• 閱讀文本:
需要 JAVA_HOME 環境變數才能執行 hadoop namenode

$ echo "export JAVA_HOME=/usr/lib/jvm/java-6-sun" >> ~/.bash_profile
$ cd ~/hadoop-0.18.2

編輯 conf/hadoop-evn.sh (HADOOP_HOME要設定到你的hadoop安裝目錄)

export JAVA_HOME=/usr/lib/jvm/java-6-sun
export HADOOP_HOME=/home/jazz/hadoop-0.18.2/
export HADOOP_CONF_DIR=$HADOOP_HOME/conf

編輯 conf/hadoop-site.xml 在 configuration 那一段加入以下設定

<property>
  <name>fs.default.name</name>
  <value>hdfs://localhost:9000/</value>
  <description>
    The name of the default file system. Either the literal string
    "local" or a host:port for NDFS.
  </description>
</property>
<property>
  <name>mapred.job.tracker</name>
  <value>localhost:9001</value>
  <description>
    The host and port that the MapReduce job tracker runs at. If
    "local", then jobs are run in-process as a single map and
    reduce task.

[紀錄]
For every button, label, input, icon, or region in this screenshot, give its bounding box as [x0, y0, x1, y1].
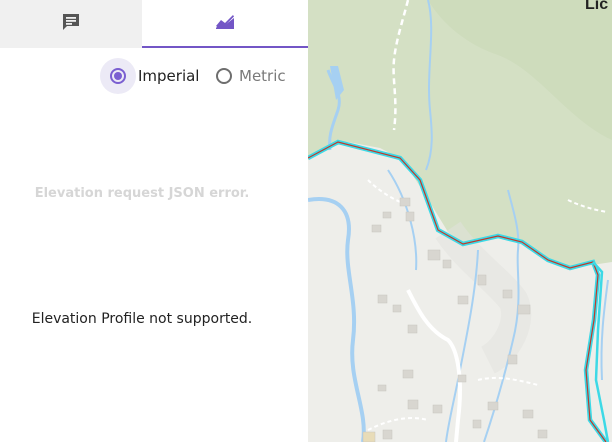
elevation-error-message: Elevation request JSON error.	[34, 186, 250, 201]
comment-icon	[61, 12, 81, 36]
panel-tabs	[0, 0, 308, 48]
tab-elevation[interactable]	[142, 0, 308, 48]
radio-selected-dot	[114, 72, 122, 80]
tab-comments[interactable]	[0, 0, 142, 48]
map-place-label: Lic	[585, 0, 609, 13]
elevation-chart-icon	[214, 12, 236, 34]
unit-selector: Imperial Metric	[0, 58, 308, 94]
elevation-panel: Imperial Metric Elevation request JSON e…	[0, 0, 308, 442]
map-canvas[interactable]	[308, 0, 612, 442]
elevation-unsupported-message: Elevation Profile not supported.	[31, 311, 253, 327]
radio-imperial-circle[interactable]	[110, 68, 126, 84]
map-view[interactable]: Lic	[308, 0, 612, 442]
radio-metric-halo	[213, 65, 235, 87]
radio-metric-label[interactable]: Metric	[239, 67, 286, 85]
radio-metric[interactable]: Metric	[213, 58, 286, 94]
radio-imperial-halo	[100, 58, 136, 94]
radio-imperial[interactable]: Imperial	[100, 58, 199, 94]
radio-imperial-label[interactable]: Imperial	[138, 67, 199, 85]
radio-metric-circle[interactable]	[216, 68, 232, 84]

• 待辦事項:
A: 請重寫關於 Hadoop 設定的文本中，從「編輯 conf/hadoop-site.xml 在」開始、到「host:port for NDFS.」結束的段落，並將其中的「9000」改為「8020」。
B: 依據關於 Hadoop 設定的文本，說明為何須設定 JAVA_HOME 環境變數。
C: 請從關於 Hadoop 設定的文本最後一句之後續寫下去。

• 書面解答:
A:
編輯 conf/hadoop-site.xml 在 configuration 那一段加入以下設定

<property>
  <name>fs.default.name</name>
  <value>hdfs://localhost:8020/</value>
  <description>
    The name of the default file system. Either the literal string
    "local" or a host:port for NDFS.

B: 因為必須有 JAVA_HOME 環境變數，才能執行 hadoop namenode。

C:
  </description>
</property>

啟動hadoop 的兩道指令

~/hadoop-0.18.2$ bin/hadoop namenode -format
~/hadoop-0.18.2$ bin/start-all.sh

完成後可以看到以下三個網頁

也可以放的東西上hdfs去看看

~/hadoop-0.18.2$ bin/hadoop dfs -put conf conf
~/hadoop-0.18.2$ bin/hadoop dfs -ls
Found 1 items
drwxr-xr-x   - jazz supergroup          0 2008-11-04 15:56 /user/jazz/conf

Hadoop Hands-on Labs (2)

MapReduce 程式設計練習

執行 Wordcount 範例

~/hadoop-0.18.2$ bin/hadoop fs -put conf conf
~/hadoop-0.18.2$ bin/hadoop fs -ls
Found 1 items
drwxr-xr-x   - jazz supergroup          0 2008-11-05 19:34 /user/jazz/conf
~/hadoop-0.18.2$ bin/hadoop jar /home/jazz/hadoop-0.18.2/hadoop-0.18.2-examples.jar wordcount
ERROR: Wrong number of parameters: 0 instead of 2.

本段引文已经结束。